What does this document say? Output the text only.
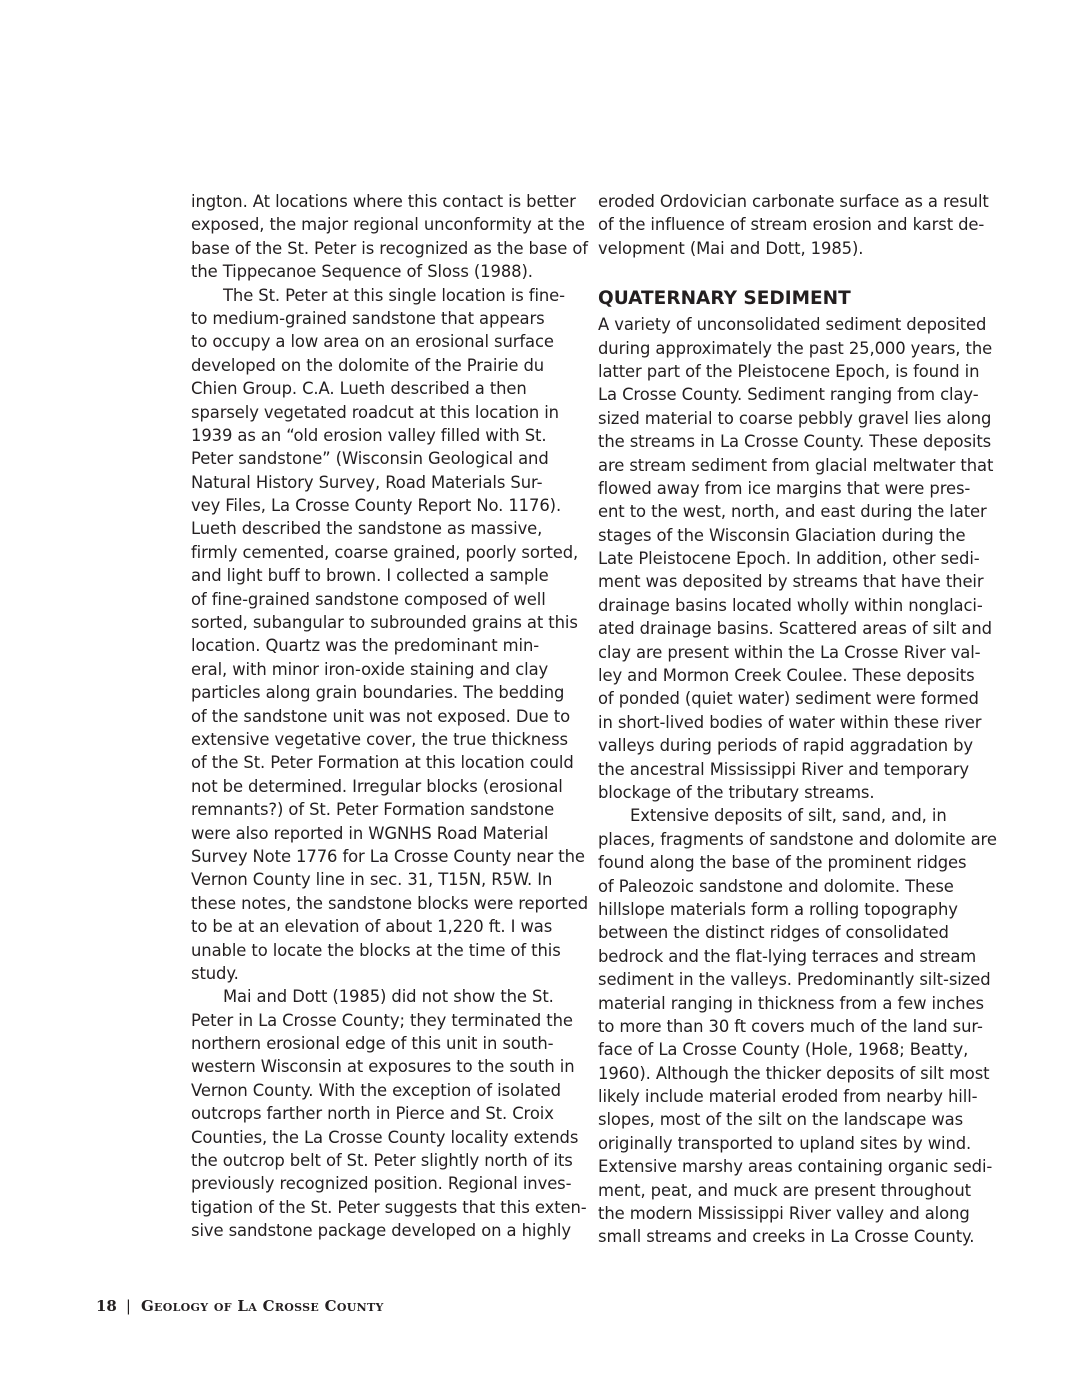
ington. At locations where this contact is better
exposed, the major regional unconformity at the
base of the St. Peter is recognized as the base of
the Tippecanoe Sequence of Sloss (1988).
The St. Peter at this single location is fine-
to medium-grained sandstone that appears
to occupy a low area on an erosional surface
developed on the dolomite of the Prairie du
Chien Group. C.A. Lueth described a then
sparsely vegetated roadcut at this location in
1939 as an “old erosion valley filled with St.
Peter sandstone” (Wisconsin Geological and
Natural History Survey, Road Materials Sur-
vey Files, La Crosse County Report No. 1176).
Lueth described the sandstone as massive,
firmly cemented, coarse grained, poorly sorted,
and light buff to brown. I collected a sample
of fine-grained sandstone composed of well
sorted, subangular to subrounded grains at this
location. Quartz was the predominant min-
eral, with minor iron-oxide staining and clay
particles along grain boundaries. The bedding
of the sandstone unit was not exposed. Due to
extensive vegetative cover, the true thickness
of the St. Peter Formation at this location could
not be determined. Irregular blocks (erosional
remnants?) of St. Peter Formation sandstone
were also reported in WGNHS Road Material
Survey Note 1776 for La Crosse County near the
Vernon County line in sec. 31, T15N, R5W. In
these notes, the sandstone blocks were reported
to be at an elevation of about 1,220 ft. I was
unable to locate the blocks at the time of this
study.
Mai and Dott (1985) did not show the St.
Peter in La Crosse County; they terminated the
northern erosional edge of this unit in south-
western Wisconsin at exposures to the south in
Vernon County. With the exception of isolated
outcrops farther north in Pierce and St. Croix
Counties, the La Crosse County locality extends
the outcrop belt of St. Peter slightly north of its
previously recognized position. Regional inves-
tigation of the St. Peter suggests that this exten-
sive sandstone package developed on a highly
eroded Ordovician carbonate surface as a result
of the influence of stream erosion and karst de-
velopment (Mai and Dott, 1985).
QUATERNARY SEDIMENT
A variety of unconsolidated sediment deposited
during approximately the past 25,000 years, the
latter part of the Pleistocene Epoch, is found in
La Crosse County. Sediment ranging from clay-
sized material to coarse pebbly gravel lies along
the streams in La Crosse County. These deposits
are stream sediment from glacial meltwater that
flowed away from ice margins that were pres-
ent to the west, north, and east during the later
stages of the Wisconsin Glaciation during the
Late Pleistocene Epoch. In addition, other sedi-
ment was deposited by streams that have their
drainage basins located wholly within nonglaci-
ated drainage basins. Scattered areas of silt and
clay are present within the La Crosse River val-
ley and Mormon Creek Coulee. These deposits
of ponded (quiet water) sediment were formed
in short-lived bodies of water within these river
valleys during periods of rapid aggradation by
the ancestral Mississippi River and temporary
blockage of the tributary streams.
Extensive deposits of silt, sand, and, in
places, fragments of sandstone and dolomite are
found along the base of the prominent ridges
of Paleozoic sandstone and dolomite. These
hillslope materials form a rolling topography
between the distinct ridges of consolidated
bedrock and the flat-lying terraces and stream
sediment in the valleys. Predominantly silt-sized
material ranging in thickness from a few inches
to more than 30 ft covers much of the land sur-
face of La Crosse County (Hole, 1968; Beatty,
1960). Although the thicker deposits of silt most
likely include material eroded from nearby hill-
slopes, most of the silt on the landscape was
originally transported to upland sites by wind.
Extensive marshy areas containing organic sedi-
ment, peat, and muck are present throughout
the modern Mississippi River valley and along
small streams and creeks in La Crosse County.
18 | Geology of La Crosse County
----------------------------------------
Directive — Report all lines of the data above that include the string "Pleistocene".

Response below —
latter part of the Pleistocene Epoch, is found in
Late Pleistocene Epoch. In addition, other sedi-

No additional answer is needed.